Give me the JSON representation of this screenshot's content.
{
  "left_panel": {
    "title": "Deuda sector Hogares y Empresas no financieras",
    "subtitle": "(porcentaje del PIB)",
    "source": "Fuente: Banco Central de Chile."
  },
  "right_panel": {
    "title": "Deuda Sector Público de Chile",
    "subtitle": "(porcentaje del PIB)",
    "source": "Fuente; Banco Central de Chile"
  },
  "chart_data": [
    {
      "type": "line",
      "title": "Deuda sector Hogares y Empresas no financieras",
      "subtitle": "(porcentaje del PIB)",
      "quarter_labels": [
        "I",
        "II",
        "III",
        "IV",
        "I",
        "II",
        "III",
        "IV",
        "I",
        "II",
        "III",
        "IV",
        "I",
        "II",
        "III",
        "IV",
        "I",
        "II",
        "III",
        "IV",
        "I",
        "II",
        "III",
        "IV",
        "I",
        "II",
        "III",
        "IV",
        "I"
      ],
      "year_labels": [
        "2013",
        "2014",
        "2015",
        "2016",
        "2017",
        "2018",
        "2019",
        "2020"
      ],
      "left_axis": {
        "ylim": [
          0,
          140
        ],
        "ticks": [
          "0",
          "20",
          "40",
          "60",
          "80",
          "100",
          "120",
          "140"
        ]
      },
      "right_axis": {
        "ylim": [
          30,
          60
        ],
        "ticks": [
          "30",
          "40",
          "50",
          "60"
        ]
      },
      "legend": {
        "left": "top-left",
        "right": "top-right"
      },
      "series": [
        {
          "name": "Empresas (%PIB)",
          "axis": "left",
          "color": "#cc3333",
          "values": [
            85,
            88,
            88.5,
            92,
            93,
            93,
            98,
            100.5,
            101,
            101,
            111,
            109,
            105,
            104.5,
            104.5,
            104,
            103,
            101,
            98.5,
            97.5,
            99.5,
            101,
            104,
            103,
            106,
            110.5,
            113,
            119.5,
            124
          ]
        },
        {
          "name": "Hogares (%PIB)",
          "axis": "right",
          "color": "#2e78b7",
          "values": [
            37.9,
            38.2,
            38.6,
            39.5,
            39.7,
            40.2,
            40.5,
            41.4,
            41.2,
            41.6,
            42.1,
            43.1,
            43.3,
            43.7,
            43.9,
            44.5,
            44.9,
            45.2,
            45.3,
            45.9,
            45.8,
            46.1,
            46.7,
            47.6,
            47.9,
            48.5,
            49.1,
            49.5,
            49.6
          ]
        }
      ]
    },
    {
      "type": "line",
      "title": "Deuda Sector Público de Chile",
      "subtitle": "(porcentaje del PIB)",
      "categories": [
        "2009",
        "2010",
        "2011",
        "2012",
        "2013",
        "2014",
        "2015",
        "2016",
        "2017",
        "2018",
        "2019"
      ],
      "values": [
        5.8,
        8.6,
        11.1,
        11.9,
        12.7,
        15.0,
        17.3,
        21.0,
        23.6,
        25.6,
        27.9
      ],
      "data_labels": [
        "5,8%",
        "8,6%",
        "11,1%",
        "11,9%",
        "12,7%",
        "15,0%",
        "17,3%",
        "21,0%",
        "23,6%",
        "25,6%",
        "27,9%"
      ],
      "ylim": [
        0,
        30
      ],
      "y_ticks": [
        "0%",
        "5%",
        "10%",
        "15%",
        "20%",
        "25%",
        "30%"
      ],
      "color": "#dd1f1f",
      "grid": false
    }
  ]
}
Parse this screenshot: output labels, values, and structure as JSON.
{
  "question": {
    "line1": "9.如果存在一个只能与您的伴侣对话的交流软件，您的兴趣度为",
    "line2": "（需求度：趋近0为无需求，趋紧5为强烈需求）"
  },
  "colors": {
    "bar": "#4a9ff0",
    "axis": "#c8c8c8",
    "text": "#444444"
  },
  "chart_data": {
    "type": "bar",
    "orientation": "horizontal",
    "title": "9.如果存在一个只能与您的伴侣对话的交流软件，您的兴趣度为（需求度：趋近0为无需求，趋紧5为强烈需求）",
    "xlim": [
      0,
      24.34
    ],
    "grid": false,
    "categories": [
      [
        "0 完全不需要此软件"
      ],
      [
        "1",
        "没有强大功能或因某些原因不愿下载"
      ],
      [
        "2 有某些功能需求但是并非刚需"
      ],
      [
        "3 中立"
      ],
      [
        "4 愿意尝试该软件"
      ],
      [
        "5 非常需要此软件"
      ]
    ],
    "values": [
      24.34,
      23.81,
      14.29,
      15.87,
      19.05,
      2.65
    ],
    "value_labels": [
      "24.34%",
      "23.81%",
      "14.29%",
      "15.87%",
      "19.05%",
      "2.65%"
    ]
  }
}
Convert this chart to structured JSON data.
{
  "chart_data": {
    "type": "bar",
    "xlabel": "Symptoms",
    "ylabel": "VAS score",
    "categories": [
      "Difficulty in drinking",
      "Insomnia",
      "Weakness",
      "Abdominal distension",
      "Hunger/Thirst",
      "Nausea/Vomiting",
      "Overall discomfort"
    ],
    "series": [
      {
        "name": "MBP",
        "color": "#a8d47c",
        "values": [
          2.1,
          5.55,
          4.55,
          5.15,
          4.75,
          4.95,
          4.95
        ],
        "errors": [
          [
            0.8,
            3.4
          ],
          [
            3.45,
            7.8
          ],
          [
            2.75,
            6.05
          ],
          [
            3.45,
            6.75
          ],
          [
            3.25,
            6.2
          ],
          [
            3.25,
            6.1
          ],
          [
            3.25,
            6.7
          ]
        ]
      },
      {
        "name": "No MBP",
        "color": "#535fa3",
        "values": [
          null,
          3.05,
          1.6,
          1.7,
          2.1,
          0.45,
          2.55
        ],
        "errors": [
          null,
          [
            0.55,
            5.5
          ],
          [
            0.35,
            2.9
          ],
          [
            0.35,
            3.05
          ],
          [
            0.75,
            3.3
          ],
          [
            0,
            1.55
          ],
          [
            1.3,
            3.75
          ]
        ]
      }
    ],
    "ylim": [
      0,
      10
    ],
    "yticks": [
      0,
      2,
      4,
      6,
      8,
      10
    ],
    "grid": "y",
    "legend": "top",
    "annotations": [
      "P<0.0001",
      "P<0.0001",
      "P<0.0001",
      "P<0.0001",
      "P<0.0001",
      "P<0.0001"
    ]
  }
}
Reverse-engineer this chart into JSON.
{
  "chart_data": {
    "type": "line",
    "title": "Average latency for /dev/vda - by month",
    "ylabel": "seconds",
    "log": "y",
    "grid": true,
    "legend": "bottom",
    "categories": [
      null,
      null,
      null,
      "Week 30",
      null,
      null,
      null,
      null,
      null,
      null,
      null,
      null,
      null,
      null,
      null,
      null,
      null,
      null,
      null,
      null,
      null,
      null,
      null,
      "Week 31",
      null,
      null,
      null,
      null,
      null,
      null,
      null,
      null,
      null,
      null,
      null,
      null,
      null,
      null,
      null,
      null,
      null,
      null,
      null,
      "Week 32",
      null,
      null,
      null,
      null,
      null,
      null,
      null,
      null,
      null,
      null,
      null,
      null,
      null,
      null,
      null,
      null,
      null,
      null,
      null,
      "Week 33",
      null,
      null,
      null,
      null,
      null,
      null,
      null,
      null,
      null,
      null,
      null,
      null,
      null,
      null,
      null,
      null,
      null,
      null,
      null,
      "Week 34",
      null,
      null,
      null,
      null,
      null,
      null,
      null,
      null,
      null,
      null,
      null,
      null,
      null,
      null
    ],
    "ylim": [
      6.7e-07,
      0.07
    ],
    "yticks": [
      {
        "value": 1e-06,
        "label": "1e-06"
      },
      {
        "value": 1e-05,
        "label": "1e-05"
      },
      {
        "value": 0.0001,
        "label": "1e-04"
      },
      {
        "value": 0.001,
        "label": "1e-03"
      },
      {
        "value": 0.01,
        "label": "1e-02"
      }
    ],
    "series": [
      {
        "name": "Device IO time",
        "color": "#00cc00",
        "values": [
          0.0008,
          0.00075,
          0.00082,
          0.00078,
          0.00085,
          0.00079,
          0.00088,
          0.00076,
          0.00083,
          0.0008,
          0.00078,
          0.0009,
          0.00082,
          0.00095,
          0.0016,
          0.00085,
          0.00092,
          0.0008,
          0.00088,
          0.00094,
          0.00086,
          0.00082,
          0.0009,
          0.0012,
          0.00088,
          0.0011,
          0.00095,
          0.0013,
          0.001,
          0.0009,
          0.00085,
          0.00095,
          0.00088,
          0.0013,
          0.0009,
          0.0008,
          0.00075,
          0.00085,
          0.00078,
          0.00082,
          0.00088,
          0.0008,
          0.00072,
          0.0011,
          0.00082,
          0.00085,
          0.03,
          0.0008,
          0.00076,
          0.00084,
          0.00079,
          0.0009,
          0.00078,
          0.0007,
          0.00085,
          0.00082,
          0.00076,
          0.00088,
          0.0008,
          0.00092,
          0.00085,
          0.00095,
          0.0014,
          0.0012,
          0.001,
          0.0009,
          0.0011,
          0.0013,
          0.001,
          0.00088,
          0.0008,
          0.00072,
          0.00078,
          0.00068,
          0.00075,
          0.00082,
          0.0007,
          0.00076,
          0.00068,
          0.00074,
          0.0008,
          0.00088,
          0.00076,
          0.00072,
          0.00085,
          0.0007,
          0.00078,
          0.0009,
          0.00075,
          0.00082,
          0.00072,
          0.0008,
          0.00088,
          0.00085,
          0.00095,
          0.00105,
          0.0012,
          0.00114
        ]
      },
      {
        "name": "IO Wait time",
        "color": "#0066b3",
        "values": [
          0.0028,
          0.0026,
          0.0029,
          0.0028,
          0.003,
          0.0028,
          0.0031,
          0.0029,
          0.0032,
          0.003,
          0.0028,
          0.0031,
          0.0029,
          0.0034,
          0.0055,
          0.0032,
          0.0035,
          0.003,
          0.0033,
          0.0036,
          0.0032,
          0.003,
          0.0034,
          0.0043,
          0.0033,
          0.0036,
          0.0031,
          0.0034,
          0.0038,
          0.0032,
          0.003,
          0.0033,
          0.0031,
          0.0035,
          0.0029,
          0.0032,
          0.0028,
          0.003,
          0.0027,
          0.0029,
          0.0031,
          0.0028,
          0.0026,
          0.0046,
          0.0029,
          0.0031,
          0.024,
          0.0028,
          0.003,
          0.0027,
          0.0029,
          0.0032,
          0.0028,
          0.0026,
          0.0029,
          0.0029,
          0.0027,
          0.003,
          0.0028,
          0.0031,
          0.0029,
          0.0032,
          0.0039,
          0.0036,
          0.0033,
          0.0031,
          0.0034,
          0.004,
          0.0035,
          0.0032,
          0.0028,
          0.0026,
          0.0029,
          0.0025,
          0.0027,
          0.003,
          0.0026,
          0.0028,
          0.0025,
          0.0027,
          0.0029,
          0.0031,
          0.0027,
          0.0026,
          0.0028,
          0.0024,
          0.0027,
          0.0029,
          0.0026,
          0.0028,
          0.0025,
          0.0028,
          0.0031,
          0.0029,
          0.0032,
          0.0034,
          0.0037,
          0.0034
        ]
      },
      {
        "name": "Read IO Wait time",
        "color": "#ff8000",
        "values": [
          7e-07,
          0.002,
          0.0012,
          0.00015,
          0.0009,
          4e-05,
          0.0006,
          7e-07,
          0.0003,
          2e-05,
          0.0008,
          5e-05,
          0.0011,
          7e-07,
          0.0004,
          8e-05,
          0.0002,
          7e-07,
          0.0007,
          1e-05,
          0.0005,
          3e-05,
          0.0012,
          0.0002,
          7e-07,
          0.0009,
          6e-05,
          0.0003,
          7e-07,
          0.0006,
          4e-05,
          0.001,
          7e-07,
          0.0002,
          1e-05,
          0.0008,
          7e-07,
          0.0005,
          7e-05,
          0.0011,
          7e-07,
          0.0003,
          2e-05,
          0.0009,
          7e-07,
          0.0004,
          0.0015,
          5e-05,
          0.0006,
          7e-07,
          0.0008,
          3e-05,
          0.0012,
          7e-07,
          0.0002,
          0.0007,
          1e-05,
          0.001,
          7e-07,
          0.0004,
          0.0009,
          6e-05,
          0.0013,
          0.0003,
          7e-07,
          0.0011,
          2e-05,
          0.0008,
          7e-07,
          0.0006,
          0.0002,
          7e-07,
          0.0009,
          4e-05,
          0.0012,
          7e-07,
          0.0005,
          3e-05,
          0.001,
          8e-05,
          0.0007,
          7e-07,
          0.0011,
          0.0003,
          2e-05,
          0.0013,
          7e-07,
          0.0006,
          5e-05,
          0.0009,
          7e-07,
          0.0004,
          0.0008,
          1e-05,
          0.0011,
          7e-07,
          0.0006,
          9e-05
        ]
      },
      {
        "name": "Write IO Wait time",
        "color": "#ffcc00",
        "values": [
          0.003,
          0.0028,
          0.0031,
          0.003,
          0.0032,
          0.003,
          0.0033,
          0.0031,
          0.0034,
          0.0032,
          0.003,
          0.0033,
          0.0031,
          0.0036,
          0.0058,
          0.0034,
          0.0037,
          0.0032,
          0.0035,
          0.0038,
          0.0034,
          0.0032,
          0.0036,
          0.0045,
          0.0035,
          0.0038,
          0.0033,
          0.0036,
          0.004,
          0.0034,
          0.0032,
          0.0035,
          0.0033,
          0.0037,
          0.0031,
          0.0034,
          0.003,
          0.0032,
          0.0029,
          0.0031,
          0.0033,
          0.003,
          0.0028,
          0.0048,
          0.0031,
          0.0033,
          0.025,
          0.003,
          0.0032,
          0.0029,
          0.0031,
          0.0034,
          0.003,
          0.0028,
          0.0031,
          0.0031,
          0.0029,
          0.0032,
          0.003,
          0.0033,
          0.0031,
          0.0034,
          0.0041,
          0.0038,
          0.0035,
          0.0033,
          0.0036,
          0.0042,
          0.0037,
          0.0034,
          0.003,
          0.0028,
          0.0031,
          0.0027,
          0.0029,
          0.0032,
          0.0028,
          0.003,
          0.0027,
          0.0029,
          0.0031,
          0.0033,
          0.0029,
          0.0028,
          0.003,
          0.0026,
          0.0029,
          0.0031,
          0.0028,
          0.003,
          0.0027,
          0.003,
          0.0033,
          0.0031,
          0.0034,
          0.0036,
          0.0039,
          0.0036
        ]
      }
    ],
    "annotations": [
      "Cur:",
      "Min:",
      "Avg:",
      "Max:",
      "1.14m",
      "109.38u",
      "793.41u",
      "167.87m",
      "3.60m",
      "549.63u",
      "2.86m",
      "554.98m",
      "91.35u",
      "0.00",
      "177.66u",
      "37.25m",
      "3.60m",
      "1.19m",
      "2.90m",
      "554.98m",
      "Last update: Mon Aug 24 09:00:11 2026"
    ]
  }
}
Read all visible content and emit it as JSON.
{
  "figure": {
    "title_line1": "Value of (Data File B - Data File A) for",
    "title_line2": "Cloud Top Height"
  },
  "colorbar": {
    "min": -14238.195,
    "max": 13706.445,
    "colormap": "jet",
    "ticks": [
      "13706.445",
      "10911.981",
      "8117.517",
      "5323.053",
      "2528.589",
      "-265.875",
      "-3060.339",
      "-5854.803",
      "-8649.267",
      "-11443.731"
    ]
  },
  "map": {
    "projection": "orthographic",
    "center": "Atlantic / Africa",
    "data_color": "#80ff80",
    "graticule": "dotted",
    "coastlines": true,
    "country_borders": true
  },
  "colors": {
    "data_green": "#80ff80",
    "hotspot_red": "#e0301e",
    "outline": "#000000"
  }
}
○ ○ ○
Your task is to pick out every line with the string "Central" and copy it.

> Output of the task
    "source": "Fuente: Banco Central de Chile."
    "source": "Fuente; Banco Central de Chile"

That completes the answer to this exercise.